[Collected data entries]
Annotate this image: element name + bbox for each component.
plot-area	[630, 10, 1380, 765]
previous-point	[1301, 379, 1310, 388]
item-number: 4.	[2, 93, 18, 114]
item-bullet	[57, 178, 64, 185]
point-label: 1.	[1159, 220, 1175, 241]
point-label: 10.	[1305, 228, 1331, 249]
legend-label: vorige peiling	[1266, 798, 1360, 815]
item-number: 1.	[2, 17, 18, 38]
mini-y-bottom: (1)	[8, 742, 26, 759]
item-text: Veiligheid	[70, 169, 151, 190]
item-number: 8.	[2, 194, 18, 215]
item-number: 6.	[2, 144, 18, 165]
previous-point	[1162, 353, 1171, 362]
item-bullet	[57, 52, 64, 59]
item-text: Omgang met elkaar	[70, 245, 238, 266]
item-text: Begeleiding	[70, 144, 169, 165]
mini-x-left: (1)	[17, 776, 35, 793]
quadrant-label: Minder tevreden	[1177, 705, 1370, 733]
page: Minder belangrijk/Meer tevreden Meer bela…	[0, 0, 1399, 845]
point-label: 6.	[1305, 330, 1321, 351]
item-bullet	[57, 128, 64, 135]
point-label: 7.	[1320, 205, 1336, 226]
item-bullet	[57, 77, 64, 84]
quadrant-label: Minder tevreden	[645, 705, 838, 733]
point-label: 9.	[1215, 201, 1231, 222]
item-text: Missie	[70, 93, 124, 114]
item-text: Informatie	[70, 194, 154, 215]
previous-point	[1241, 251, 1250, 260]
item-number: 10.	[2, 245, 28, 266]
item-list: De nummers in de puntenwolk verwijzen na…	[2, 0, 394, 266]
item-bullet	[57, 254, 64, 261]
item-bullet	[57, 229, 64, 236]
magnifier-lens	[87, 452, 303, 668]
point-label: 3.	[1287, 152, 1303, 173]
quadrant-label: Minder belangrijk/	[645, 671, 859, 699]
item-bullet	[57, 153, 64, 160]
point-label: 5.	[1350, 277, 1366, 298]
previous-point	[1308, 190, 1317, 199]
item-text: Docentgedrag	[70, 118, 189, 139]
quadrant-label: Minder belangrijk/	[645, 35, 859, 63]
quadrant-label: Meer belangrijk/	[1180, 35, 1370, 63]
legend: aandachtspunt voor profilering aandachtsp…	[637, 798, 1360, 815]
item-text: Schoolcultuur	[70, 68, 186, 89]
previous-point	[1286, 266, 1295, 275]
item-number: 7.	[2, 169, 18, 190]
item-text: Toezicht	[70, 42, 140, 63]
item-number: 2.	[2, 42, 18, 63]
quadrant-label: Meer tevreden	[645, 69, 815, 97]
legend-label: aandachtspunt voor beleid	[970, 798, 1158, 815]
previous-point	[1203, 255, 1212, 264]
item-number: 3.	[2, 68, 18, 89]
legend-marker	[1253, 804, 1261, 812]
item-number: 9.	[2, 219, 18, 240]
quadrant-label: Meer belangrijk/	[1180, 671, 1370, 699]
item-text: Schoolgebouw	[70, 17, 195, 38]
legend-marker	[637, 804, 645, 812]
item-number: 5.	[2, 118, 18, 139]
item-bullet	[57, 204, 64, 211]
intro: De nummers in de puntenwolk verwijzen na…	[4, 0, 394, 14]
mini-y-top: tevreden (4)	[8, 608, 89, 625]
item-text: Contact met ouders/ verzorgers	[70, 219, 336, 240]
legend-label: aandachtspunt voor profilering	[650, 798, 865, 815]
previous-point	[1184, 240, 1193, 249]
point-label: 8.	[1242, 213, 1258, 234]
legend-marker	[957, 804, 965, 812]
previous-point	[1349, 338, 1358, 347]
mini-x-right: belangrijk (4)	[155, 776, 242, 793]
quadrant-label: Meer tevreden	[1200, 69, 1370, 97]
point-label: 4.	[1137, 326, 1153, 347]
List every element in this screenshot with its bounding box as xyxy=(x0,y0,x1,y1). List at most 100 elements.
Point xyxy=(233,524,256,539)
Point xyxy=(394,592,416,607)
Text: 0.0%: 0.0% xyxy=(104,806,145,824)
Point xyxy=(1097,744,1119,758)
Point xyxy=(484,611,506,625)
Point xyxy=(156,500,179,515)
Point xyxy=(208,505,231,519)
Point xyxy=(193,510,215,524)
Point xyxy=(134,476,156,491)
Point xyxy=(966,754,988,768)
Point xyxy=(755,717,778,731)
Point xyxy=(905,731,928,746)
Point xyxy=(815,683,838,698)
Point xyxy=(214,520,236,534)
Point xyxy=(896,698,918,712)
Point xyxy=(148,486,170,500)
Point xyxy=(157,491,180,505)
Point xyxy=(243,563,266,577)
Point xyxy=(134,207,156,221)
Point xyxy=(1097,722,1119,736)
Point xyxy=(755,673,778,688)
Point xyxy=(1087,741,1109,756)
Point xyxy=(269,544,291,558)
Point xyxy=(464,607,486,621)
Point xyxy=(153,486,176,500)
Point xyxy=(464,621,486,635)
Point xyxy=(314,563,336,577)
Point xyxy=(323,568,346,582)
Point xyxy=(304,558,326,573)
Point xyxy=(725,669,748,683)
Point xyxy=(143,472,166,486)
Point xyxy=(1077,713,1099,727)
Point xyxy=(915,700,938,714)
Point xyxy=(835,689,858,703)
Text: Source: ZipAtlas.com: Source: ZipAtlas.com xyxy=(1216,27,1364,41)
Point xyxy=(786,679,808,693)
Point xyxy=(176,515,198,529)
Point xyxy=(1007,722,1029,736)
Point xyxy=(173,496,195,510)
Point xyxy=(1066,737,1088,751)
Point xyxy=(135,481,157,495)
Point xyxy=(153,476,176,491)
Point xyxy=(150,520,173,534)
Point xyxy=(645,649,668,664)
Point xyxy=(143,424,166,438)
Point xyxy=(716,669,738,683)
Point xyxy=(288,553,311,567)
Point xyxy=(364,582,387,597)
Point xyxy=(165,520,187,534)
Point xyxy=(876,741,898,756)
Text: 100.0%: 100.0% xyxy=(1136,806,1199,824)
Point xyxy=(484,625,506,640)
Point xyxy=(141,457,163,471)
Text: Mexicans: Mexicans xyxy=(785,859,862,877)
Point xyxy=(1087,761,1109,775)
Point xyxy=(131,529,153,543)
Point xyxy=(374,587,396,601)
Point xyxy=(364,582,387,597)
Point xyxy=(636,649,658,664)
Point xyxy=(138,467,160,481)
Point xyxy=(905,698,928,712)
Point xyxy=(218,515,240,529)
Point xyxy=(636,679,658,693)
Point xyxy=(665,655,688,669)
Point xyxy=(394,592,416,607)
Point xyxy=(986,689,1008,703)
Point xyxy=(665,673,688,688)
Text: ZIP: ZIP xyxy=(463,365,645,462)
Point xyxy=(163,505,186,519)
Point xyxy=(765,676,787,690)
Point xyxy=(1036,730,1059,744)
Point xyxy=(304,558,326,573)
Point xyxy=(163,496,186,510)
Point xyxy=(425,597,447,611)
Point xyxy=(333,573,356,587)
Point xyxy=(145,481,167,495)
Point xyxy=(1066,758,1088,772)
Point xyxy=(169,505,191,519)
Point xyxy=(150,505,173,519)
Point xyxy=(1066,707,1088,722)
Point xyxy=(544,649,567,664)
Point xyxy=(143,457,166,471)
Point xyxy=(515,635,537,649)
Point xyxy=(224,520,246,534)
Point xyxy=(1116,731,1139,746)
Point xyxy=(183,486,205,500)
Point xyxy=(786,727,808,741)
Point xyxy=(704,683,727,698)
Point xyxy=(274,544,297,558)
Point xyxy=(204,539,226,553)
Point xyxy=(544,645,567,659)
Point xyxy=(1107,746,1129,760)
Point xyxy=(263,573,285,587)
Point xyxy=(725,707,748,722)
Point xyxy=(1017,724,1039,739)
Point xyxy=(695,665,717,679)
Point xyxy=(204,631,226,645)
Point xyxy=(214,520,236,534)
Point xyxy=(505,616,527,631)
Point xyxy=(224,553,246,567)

■ **THE PROBLEM**: Starting at the beginning of the data and ending at the line that contains "item-text: Omgang met", write those lines out again with every "previous-point" swapped for "prior-point" and nothing else changed.

■ **RESULT OF THIS EXERCISE**:
Annotate this image: element name + bbox for each component.
plot-area	[630, 10, 1380, 765]
prior-point	[1301, 379, 1310, 388]
item-number: 4.	[2, 93, 18, 114]
item-bullet	[57, 178, 64, 185]
point-label: 1.	[1159, 220, 1175, 241]
point-label: 10.	[1305, 228, 1331, 249]
legend-label: vorige peiling	[1266, 798, 1360, 815]
item-number: 1.	[2, 17, 18, 38]
mini-y-bottom: (1)	[8, 742, 26, 759]
item-text: Veiligheid	[70, 169, 151, 190]
item-number: 8.	[2, 194, 18, 215]
item-number: 6.	[2, 144, 18, 165]
prior-point	[1162, 353, 1171, 362]
item-bullet	[57, 52, 64, 59]
item-text: Omgang met elkaar	[70, 245, 238, 266]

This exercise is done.